Dataset excerpt
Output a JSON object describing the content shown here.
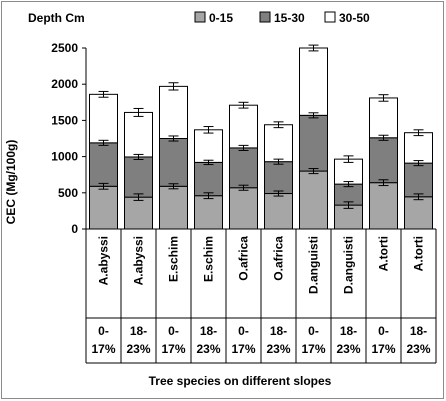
{
  "chart_data": {
    "type": "bar",
    "stacked": true,
    "ylabel": "CEC (Mg/100g)",
    "xlabel": "Tree species on different slopes",
    "legend_title": "Depth Cm",
    "legend_position": "top",
    "ylim": [
      0,
      2500
    ],
    "yticks": [
      0,
      500,
      1000,
      1500,
      2000,
      2500
    ],
    "grid": false,
    "categories": [
      "A.abyssi",
      "A.abyssi",
      "E.schim",
      "E.schim",
      "O.africa",
      "O.africa",
      "D.anguisti",
      "D.anguisti",
      "A.torti",
      "A.torti"
    ],
    "slopes": [
      "0-17%",
      "18-23%",
      "0-17%",
      "18-23%",
      "0-17%",
      "18-23%",
      "0-17%",
      "18-23%",
      "0-17%",
      "18-23%"
    ],
    "series": [
      {
        "name": "0-15",
        "color": "#a6a6a6",
        "values": [
          590,
          440,
          590,
          460,
          570,
          490,
          800,
          330,
          640,
          445
        ]
      },
      {
        "name": "15-30",
        "color": "#7f7f7f",
        "values": [
          600,
          555,
          660,
          460,
          550,
          440,
          770,
          290,
          620,
          465
        ]
      },
      {
        "name": "30-50",
        "color": "#ffffff",
        "values": [
          670,
          615,
          720,
          450,
          590,
          510,
          930,
          345,
          550,
          420
        ]
      }
    ],
    "error_bars": [
      [
        40,
        45,
        35,
        40,
        35,
        35,
        35,
        45,
        40,
        40
      ],
      [
        35,
        35,
        35,
        30,
        35,
        35,
        35,
        35,
        35,
        35
      ],
      [
        40,
        55,
        50,
        45,
        40,
        40,
        40,
        45,
        45,
        40
      ]
    ]
  }
}
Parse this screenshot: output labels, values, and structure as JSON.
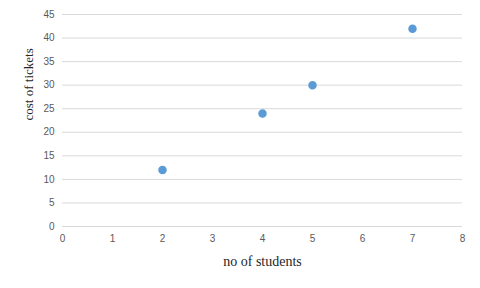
{
  "chart_data": {
    "type": "scatter",
    "x_label": "no of students",
    "y_label": "cost of tickets",
    "x": [
      2,
      4,
      5,
      7
    ],
    "values": [
      12,
      24,
      30,
      42
    ],
    "color": "#5b9bd5",
    "marker": "circle",
    "xlim": [
      0,
      8
    ],
    "xticks": [
      0,
      1,
      2,
      3,
      4,
      5,
      6,
      7,
      8
    ],
    "ylim": [
      0,
      45
    ],
    "yticks": [
      0,
      5,
      10,
      15,
      20,
      25,
      30,
      35,
      40,
      45
    ],
    "grid": true
  }
}
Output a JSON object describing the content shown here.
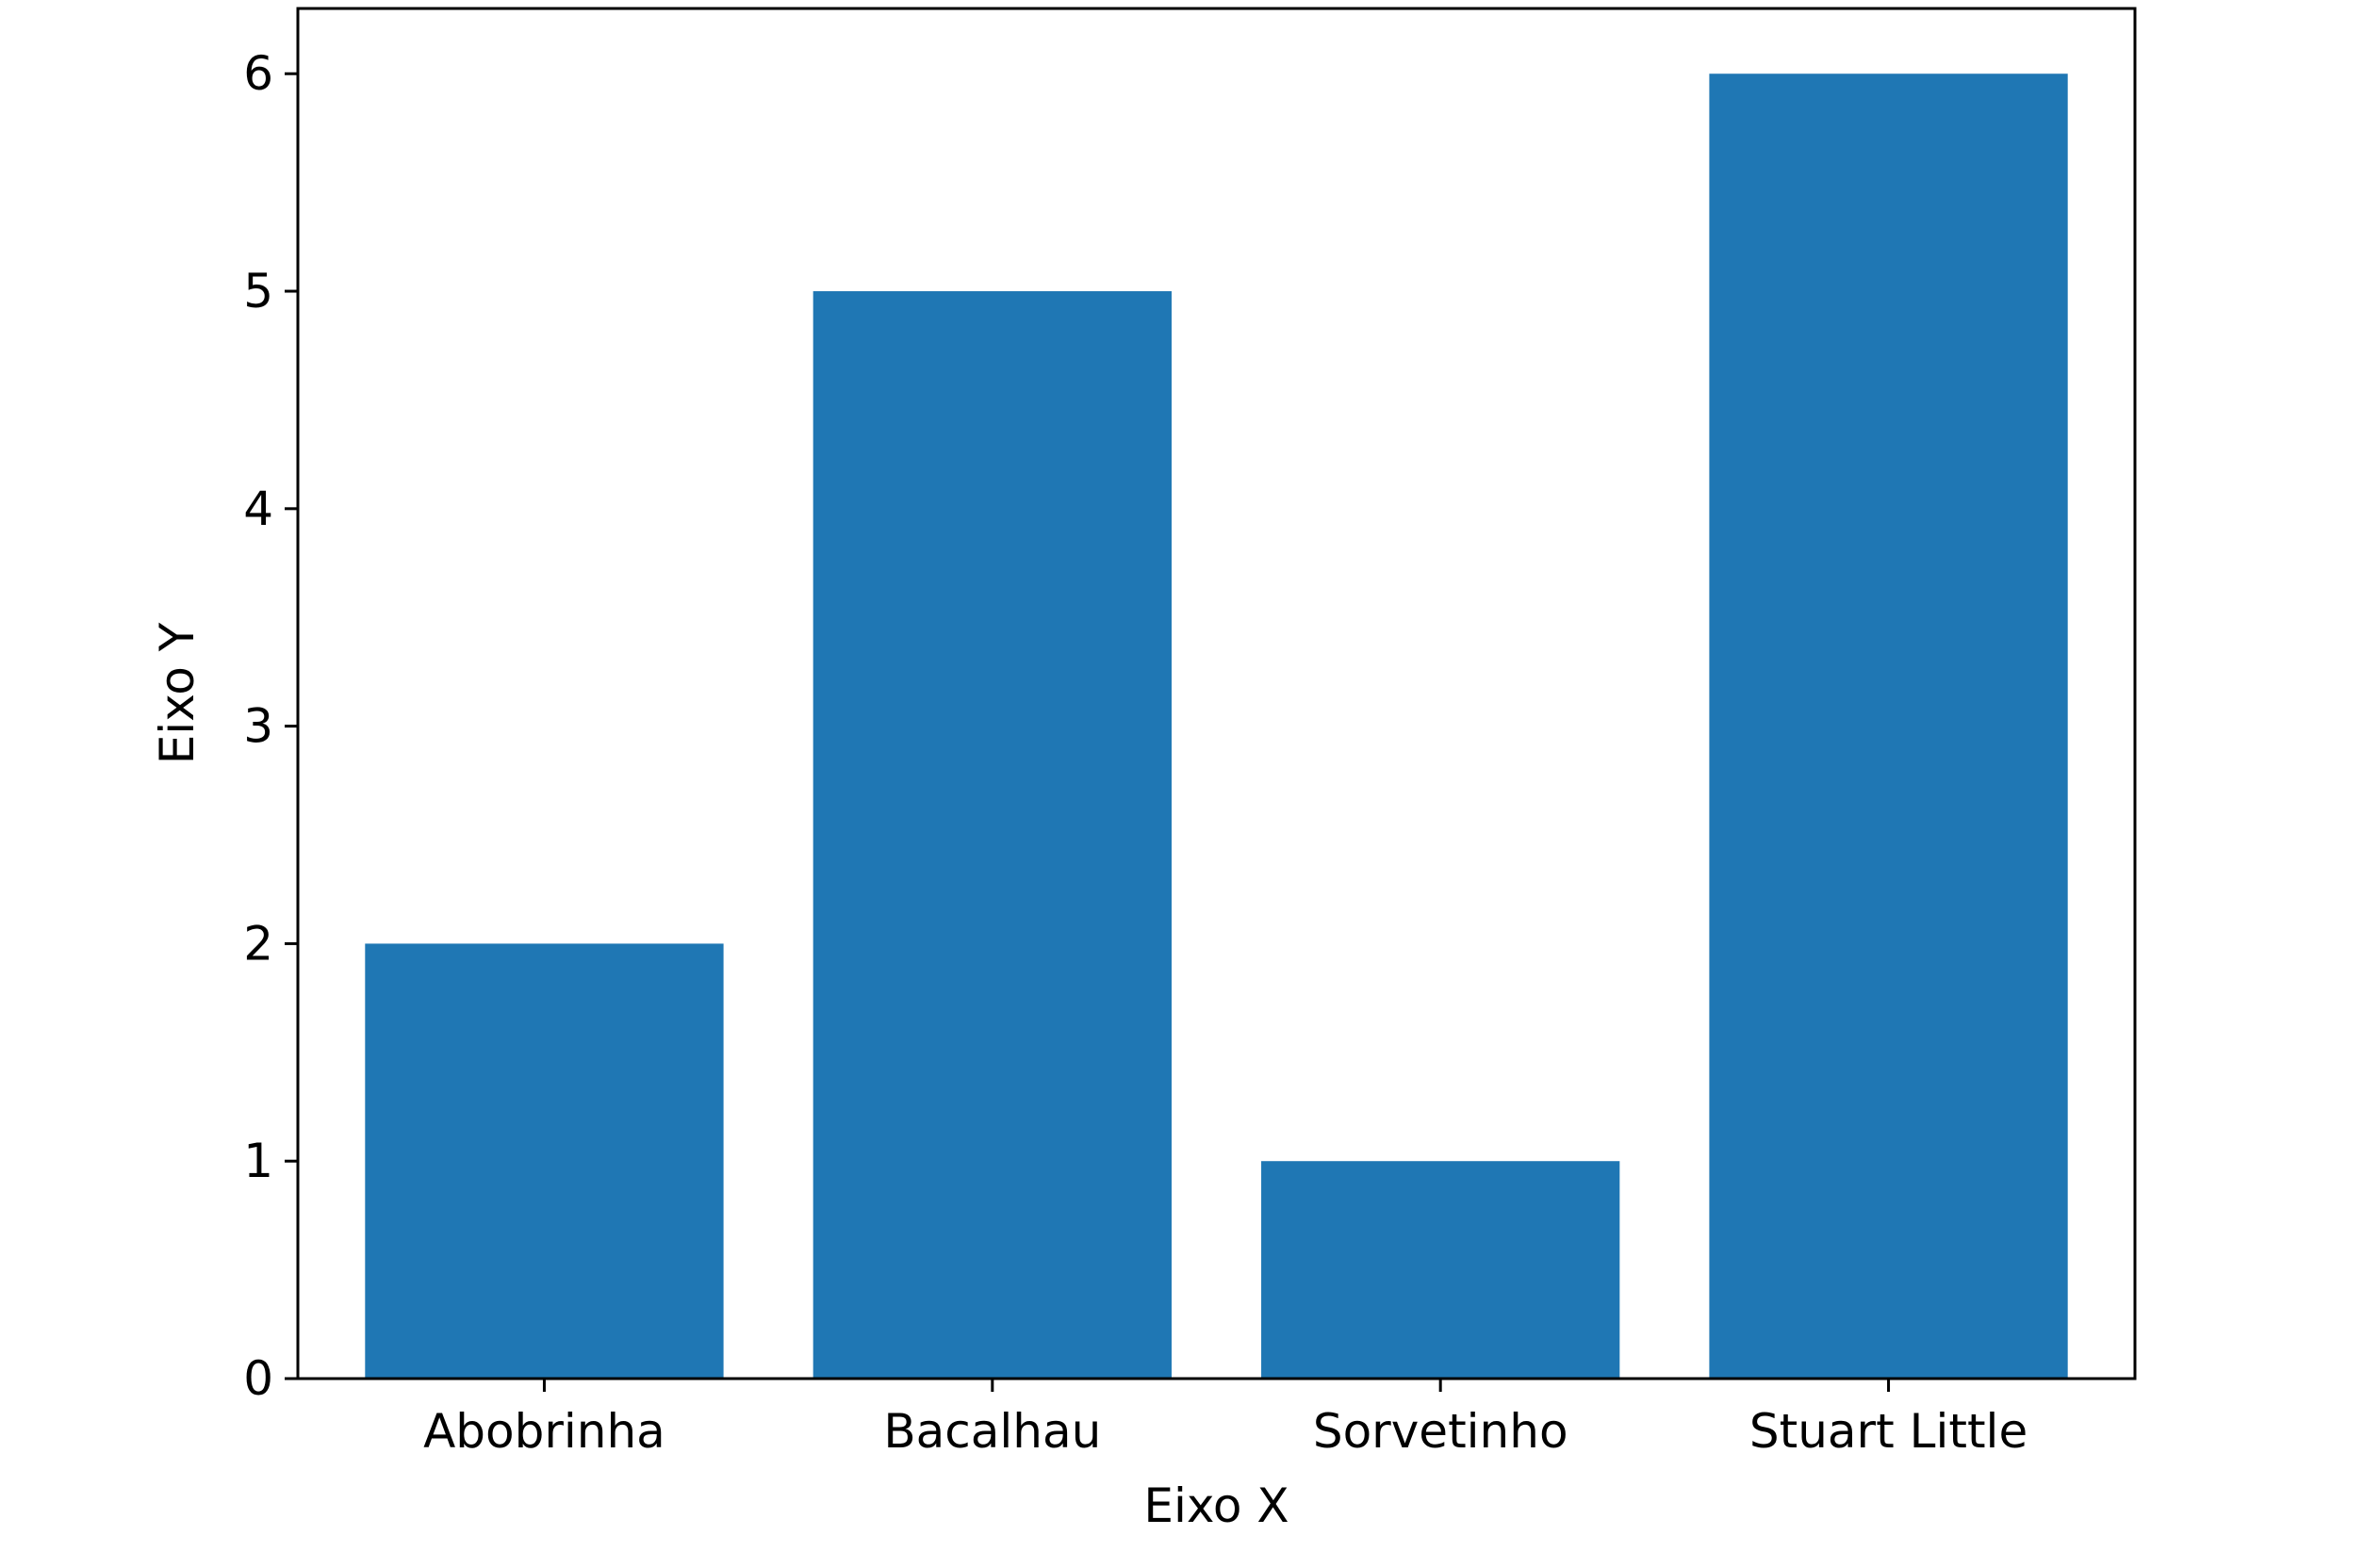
{
  "chart_data": {
    "type": "bar",
    "title": "",
    "xlabel": "Eixo X",
    "ylabel": "Eixo Y",
    "categories": [
      "Abobrinha",
      "Bacalhau",
      "Sorvetinho",
      "Stuart Little"
    ],
    "values": [
      2,
      5,
      1,
      6
    ],
    "ylim": [
      0,
      6.3
    ],
    "yticks": [
      "0",
      "1",
      "2",
      "3",
      "4",
      "5",
      "6"
    ],
    "grid": false,
    "bar_color": "#1f77b4"
  }
}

- **PROBLEM DESCRIPTION**: Strip out the images, then output the records above word for word.

- **OUTPUT FOR THIS TASK**:
Output a JSON object describing the content shown here.
{
  "chart_data": {
    "type": "bar",
    "stacked": true,
    "ylabel": "CEC (Mg/100g)",
    "xlabel": "Tree species on different slopes",
    "legend_title": "Depth Cm",
    "legend_position": "top",
    "ylim": [
      0,
      2500
    ],
    "yticks": [
      0,
      500,
      1000,
      1500,
      2000,
      2500
    ],
    "grid": false,
    "categories": [
      "A.abyssi",
      "A.abyssi",
      "E.schim",
      "E.schim",
      "O.africa",
      "O.africa",
      "D.anguisti",
      "D.anguisti",
      "A.torti",
      "A.torti"
    ],
    "slopes": [
      "0-17%",
      "18-23%",
      "0-17%",
      "18-23%",
      "0-17%",
      "18-23%",
      "0-17%",
      "18-23%",
      "0-17%",
      "18-23%"
    ],
    "series": [
      {
        "name": "0-15",
        "color": "#a6a6a6",
        "values": [
          590,
          440,
          590,
          460,
          570,
          490,
          800,
          330,
          640,
          445
        ]
      },
      {
        "name": "15-30",
        "color": "#7f7f7f",
        "values": [
          600,
          555,
          660,
          460,
          550,
          440,
          770,
          290,
          620,
          465
        ]
      },
      {
        "name": "30-50",
        "color": "#ffffff",
        "values": [
          670,
          615,
          720,
          450,
          590,
          510,
          930,
          345,
          550,
          420
        ]
      }
    ],
    "error_bars": [
      [
        40,
        45,
        35,
        40,
        35,
        35,
        35,
        45,
        40,
        40
      ],
      [
        35,
        35,
        35,
        30,
        35,
        35,
        35,
        35,
        35,
        35
      ],
      [
        40,
        55,
        50,
        45,
        40,
        40,
        40,
        45,
        45,
        40
      ]
    ]
  }
}
Parse this screenshot: output labels, values, and structure as JSON.
{
  "chart_data": {
    "type": "scatter",
    "x_label": "no of students",
    "y_label": "cost of tickets",
    "x": [
      2,
      4,
      5,
      7
    ],
    "values": [
      12,
      24,
      30,
      42
    ],
    "color": "#5b9bd5",
    "marker": "circle",
    "xlim": [
      0,
      8
    ],
    "xticks": [
      0,
      1,
      2,
      3,
      4,
      5,
      6,
      7,
      8
    ],
    "ylim": [
      0,
      45
    ],
    "yticks": [
      0,
      5,
      10,
      15,
      20,
      25,
      30,
      35,
      40,
      45
    ],
    "grid": true
  }
}
Output a JSON object describing the content shown here.
{
  "chart_data": {
    "type": "bar",
    "title": "",
    "xlabel": "Eixo X",
    "ylabel": "Eixo Y",
    "categories": [
      "Abobrinha",
      "Bacalhau",
      "Sorvetinho",
      "Stuart Little"
    ],
    "values": [
      2,
      5,
      1,
      6
    ],
    "ylim": [
      0,
      6.3
    ],
    "yticks": [
      "0",
      "1",
      "2",
      "3",
      "4",
      "5",
      "6"
    ],
    "grid": false,
    "bar_color": "#1f77b4"
  }
}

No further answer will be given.